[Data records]
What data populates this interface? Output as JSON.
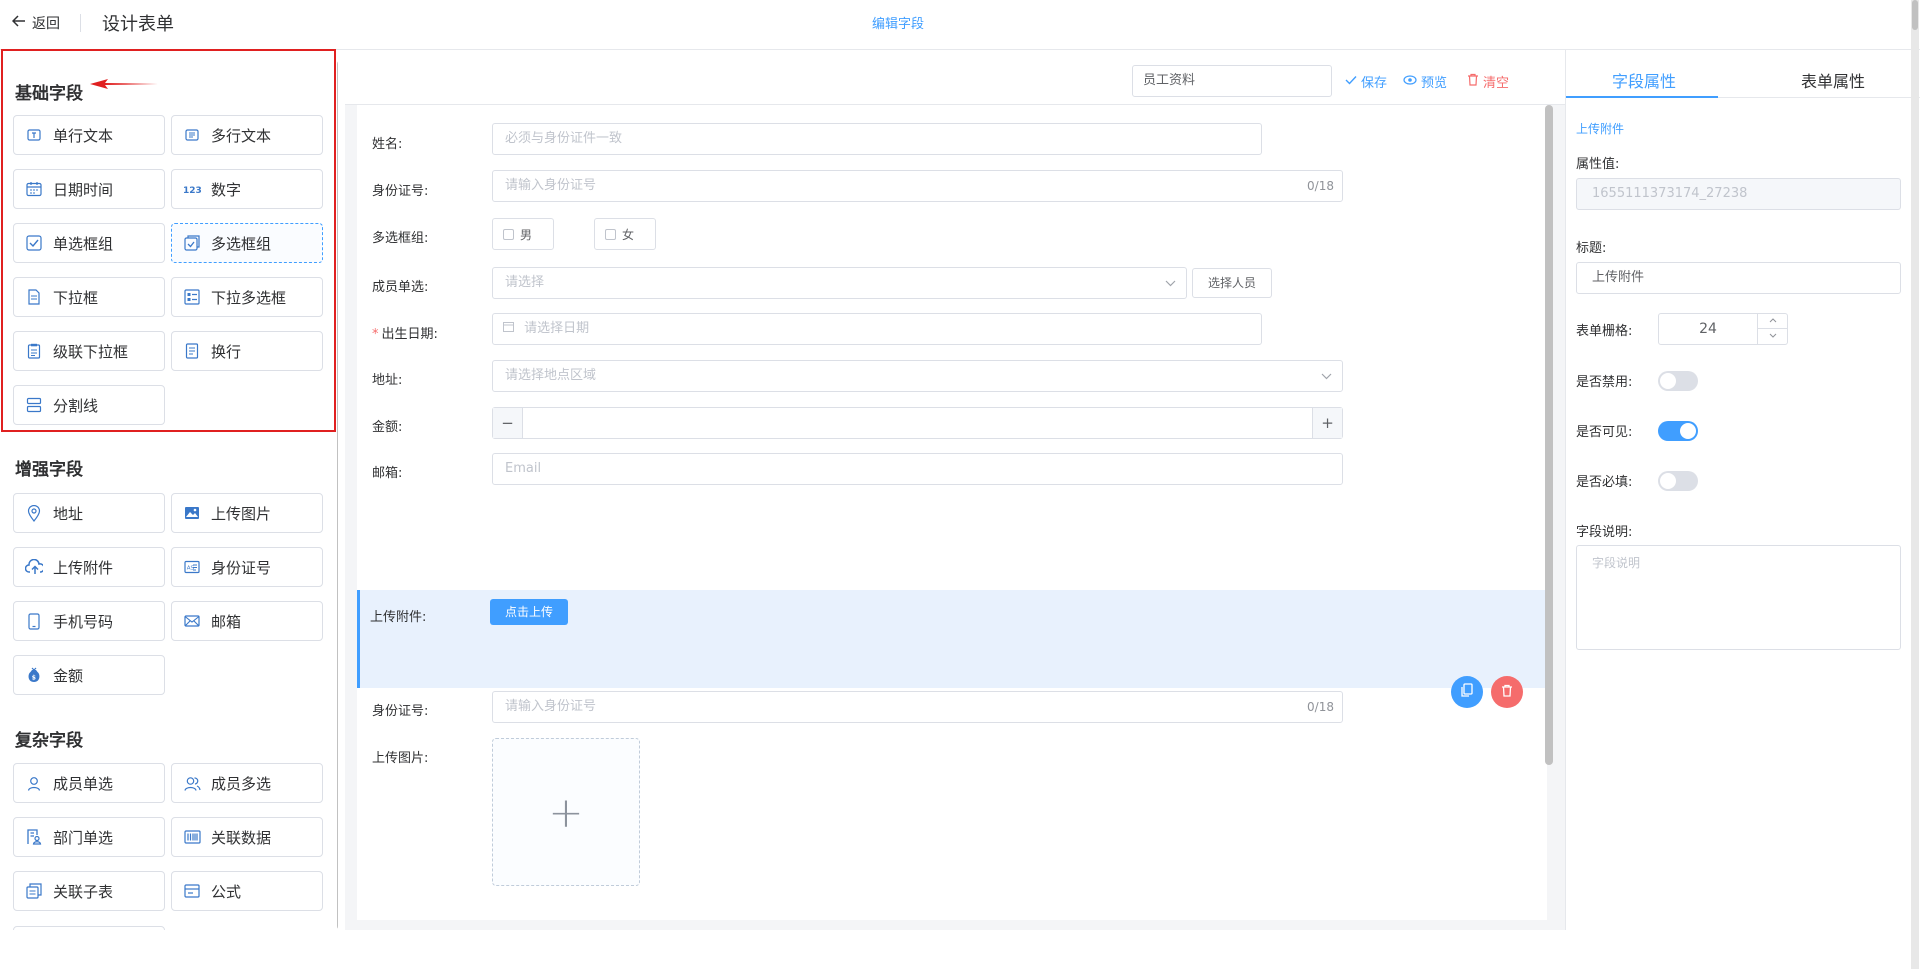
{
  "header": {
    "back_label": "返回",
    "title": "设计表单",
    "tab": "编辑字段"
  },
  "palette": {
    "basic_title": "基础字段",
    "basic": [
      {
        "label": "单行文本",
        "icon": "single-line-text-icon"
      },
      {
        "label": "多行文本",
        "icon": "multi-line-text-icon"
      },
      {
        "label": "日期时间",
        "icon": "calendar-icon"
      },
      {
        "label": "数字",
        "icon": "number-icon"
      },
      {
        "label": "单选框组",
        "icon": "radio-group-icon"
      },
      {
        "label": "多选框组",
        "icon": "checkbox-group-icon"
      },
      {
        "label": "下拉框",
        "icon": "dropdown-icon"
      },
      {
        "label": "下拉多选框",
        "icon": "multi-dropdown-icon"
      },
      {
        "label": "级联下拉框",
        "icon": "cascader-icon"
      },
      {
        "label": "换行",
        "icon": "line-break-icon"
      },
      {
        "label": "分割线",
        "icon": "divider-icon"
      }
    ],
    "enhanced_title": "增强字段",
    "enhanced": [
      {
        "label": "地址",
        "icon": "location-icon"
      },
      {
        "label": "上传图片",
        "icon": "image-icon"
      },
      {
        "label": "上传附件",
        "icon": "cloud-upload-icon"
      },
      {
        "label": "身份证号",
        "icon": "id-card-icon"
      },
      {
        "label": "手机号码",
        "icon": "phone-icon"
      },
      {
        "label": "邮箱",
        "icon": "mail-icon"
      },
      {
        "label": "金额",
        "icon": "money-bag-icon"
      }
    ],
    "complex_title": "复杂字段",
    "complex": [
      {
        "label": "成员单选",
        "icon": "user-icon"
      },
      {
        "label": "成员多选",
        "icon": "users-icon"
      },
      {
        "label": "部门单选",
        "icon": "department-icon"
      },
      {
        "label": "关联数据",
        "icon": "barcode-icon"
      },
      {
        "label": "关联子表",
        "icon": "sub-table-icon"
      },
      {
        "label": "公式",
        "icon": "formula-icon"
      }
    ]
  },
  "toolbar": {
    "form_name": "员工资料",
    "save": "保存",
    "preview": "预览",
    "clear": "清空"
  },
  "form": {
    "name_label": "姓名:",
    "name_placeholder": "必须与身份证件一致",
    "id_label": "身份证号:",
    "id_placeholder": "请输入身份证号",
    "id_counter": "0/18",
    "checkbox_label": "多选框组:",
    "checkbox_options": [
      "男",
      "女"
    ],
    "member_label": "成员单选:",
    "member_placeholder": "请选择",
    "member_button": "选择人员",
    "birth_label": "出生日期:",
    "birth_required_mark": "*",
    "birth_placeholder": "请选择日期",
    "address_label": "地址:",
    "address_placeholder": "请选择地点区域",
    "amount_label": "金额:",
    "amount_minus": "−",
    "amount_plus": "+",
    "email_label": "邮箱:",
    "email_placeholder": "Email",
    "attach_label": "上传附件:",
    "attach_button": "点击上传",
    "id2_label": "身份证号:",
    "id2_placeholder": "请输入身份证号",
    "id2_counter": "0/18",
    "image_label": "上传图片:",
    "image_plus": "+"
  },
  "props": {
    "tab_field": "字段属性",
    "tab_form": "表单属性",
    "section": "上传附件",
    "value_label": "属性值:",
    "value": "1655111373174_27238",
    "title_label": "标题:",
    "title": "上传附件",
    "grid_label": "表单栅格:",
    "grid_value": "24",
    "disabled_label": "是否禁用:",
    "disabled": false,
    "visible_label": "是否可见:",
    "visible": true,
    "required_label": "是否必填:",
    "required": false,
    "desc_label": "字段说明:",
    "desc_placeholder": "字段说明"
  },
  "colors": {
    "accent": "#409eff",
    "danger": "#f56c6c",
    "annotation": "#e02020"
  }
}
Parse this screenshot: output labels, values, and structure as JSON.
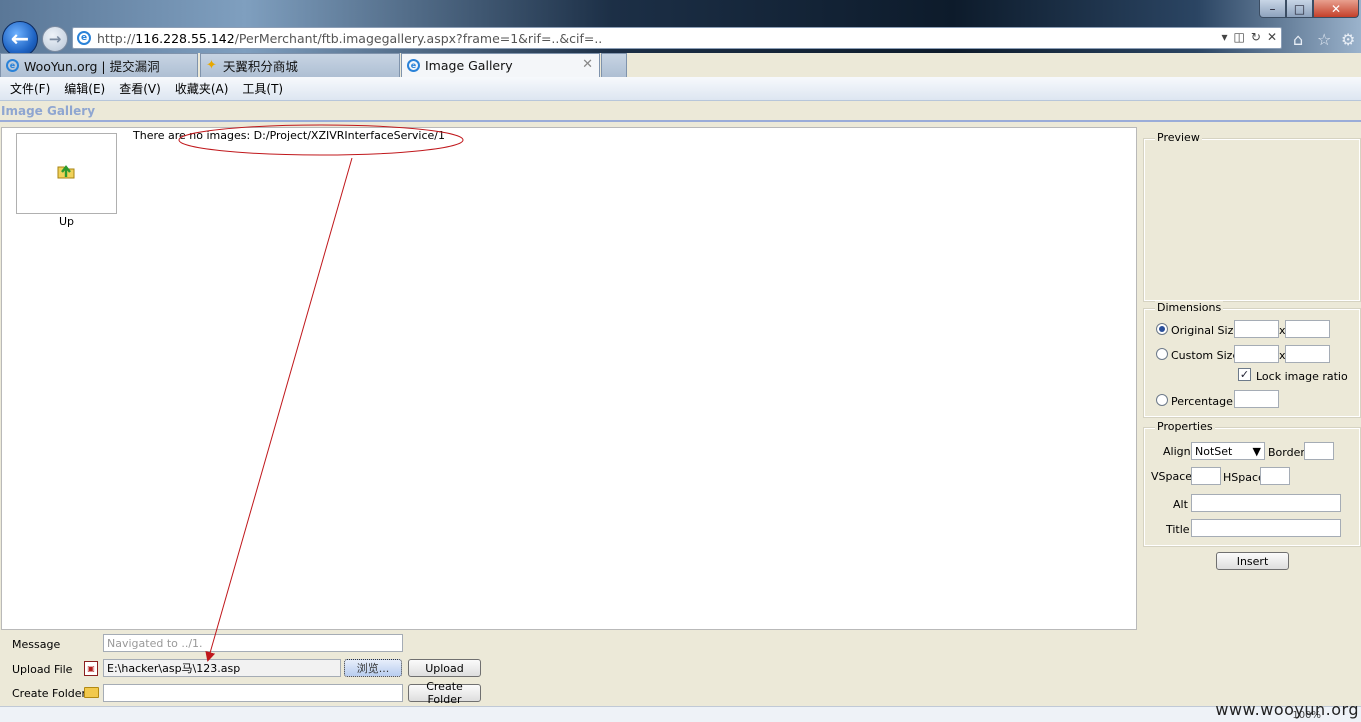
{
  "browser": {
    "url_prefix": "http://",
    "url_host": "116.228.55.142",
    "url_path": "/PerMerchant/ftb.imagegallery.aspx?frame=1&rif=..&cif=..",
    "tabs": [
      {
        "label": "WooYun.org | 提交漏洞",
        "active": false
      },
      {
        "label": "天翼积分商城",
        "active": false
      },
      {
        "label": "Image Gallery",
        "active": true
      }
    ],
    "menu": [
      "文件(F)",
      "编辑(E)",
      "查看(V)",
      "收藏夹(A)",
      "工具(T)"
    ]
  },
  "gallery": {
    "header": "Image Gallery",
    "up_label": "Up",
    "no_images_text": "There are no images: D:/Project/XZIVRInterfaceService/1"
  },
  "preview": {
    "title": "Preview"
  },
  "dimensions": {
    "title": "Dimensions",
    "original_size_label": "Original Size",
    "original_size_selected": true,
    "custom_size_label": "Custom Size",
    "x_sep": "x",
    "lock_ratio_label": "Lock image ratio",
    "lock_ratio_checked": true,
    "percentage_label": "Percentage"
  },
  "properties": {
    "title": "Properties",
    "align_label": "Align",
    "align_value": "NotSet",
    "border_label": "Border",
    "vspace_label": "VSpace",
    "hspace_label": "HSpace",
    "alt_label": "Alt",
    "title_label": "Title",
    "insert_button": "Insert"
  },
  "form": {
    "message_label": "Message",
    "message_value": "Navigated to ../1.",
    "upload_label": "Upload File",
    "upload_value": "E:\\hacker\\asp马\\123.asp",
    "browse_button": "浏览...",
    "upload_button": "Upload",
    "create_folder_label": "Create Folder",
    "create_folder_button": "Create Folder"
  },
  "status": {
    "zoom": "100%",
    "watermark": "www.wooyun.org"
  },
  "colors": {
    "annotation": "#c0171b",
    "header_accent": "#8fa6d1"
  }
}
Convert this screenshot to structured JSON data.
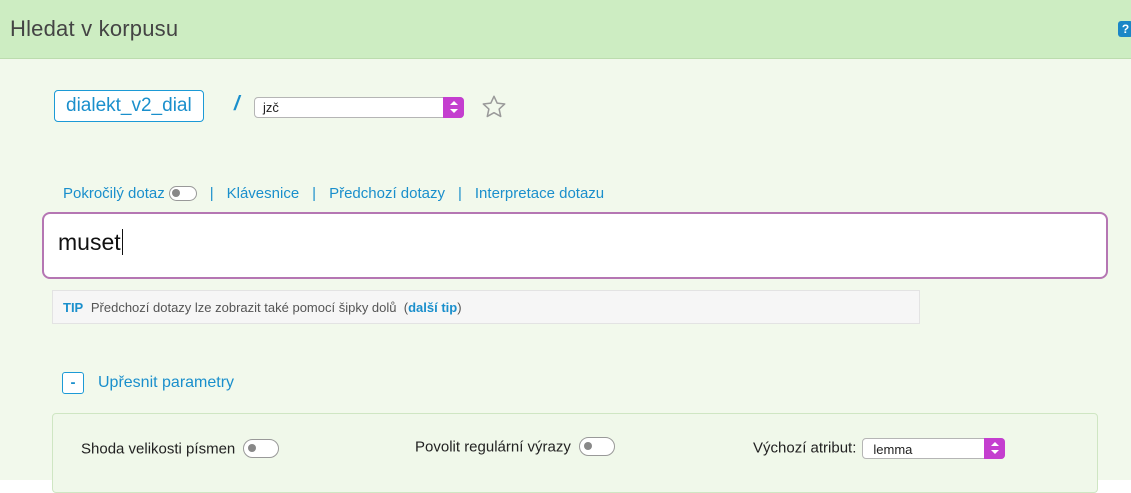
{
  "header": {
    "title": "Hledat v korpusu",
    "help_icon": "question-icon"
  },
  "corpus": {
    "name": "dialekt_v2_dial",
    "separator": "/",
    "subcorpus_selected": "jzč",
    "favorite_icon": "star-outline-icon"
  },
  "query_links": {
    "advanced_query": "Pokročilý dotaz",
    "keyboard": "Klávesnice",
    "previous_queries": "Předchozí dotazy",
    "query_interpretation": "Interpretace dotazu"
  },
  "query": {
    "value": "muset"
  },
  "tip": {
    "label": "TIP",
    "text": "Předchozí dotazy lze zobrazit také pomocí šipky dolů",
    "link_prefix": "(",
    "link": "další tip",
    "link_suffix": ")"
  },
  "refine": {
    "toggle_label": "-",
    "label": "Upřesnit parametry"
  },
  "options": {
    "case_sensitive": "Shoda velikosti písmen",
    "allow_regex": "Povolit regulární výrazy",
    "default_attr_label": "Výchozí atribut:",
    "default_attr_value": "lemma"
  },
  "colors": {
    "header_bg": "#cdedc2",
    "panel_bg": "#f2f9ec",
    "link": "#1a8fcc",
    "select_accent": "#c43ecf",
    "query_border": "#b576b3"
  }
}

[Exercise objective] Reproduce exactly the lines from the one with "Convert this screenshot" to the bottom of the listing, both ends included, and nothing else. Skip the pictures.

[Solved problem]
Convert this screenshot to structured JSON data.
{
  "header": {
    "title": "Hledat v korpusu",
    "help_icon": "question-icon"
  },
  "corpus": {
    "name": "dialekt_v2_dial",
    "separator": "/",
    "subcorpus_selected": "jzč",
    "favorite_icon": "star-outline-icon"
  },
  "query_links": {
    "advanced_query": "Pokročilý dotaz",
    "keyboard": "Klávesnice",
    "previous_queries": "Předchozí dotazy",
    "query_interpretation": "Interpretace dotazu"
  },
  "query": {
    "value": "muset"
  },
  "tip": {
    "label": "TIP",
    "text": "Předchozí dotazy lze zobrazit také pomocí šipky dolů",
    "link_prefix": "(",
    "link": "další tip",
    "link_suffix": ")"
  },
  "refine": {
    "toggle_label": "-",
    "label": "Upřesnit parametry"
  },
  "options": {
    "case_sensitive": "Shoda velikosti písmen",
    "allow_regex": "Povolit regulární výrazy",
    "default_attr_label": "Výchozí atribut:",
    "default_attr_value": "lemma"
  },
  "colors": {
    "header_bg": "#cdedc2",
    "panel_bg": "#f2f9ec",
    "link": "#1a8fcc",
    "select_accent": "#c43ecf",
    "query_border": "#b576b3"
  }
}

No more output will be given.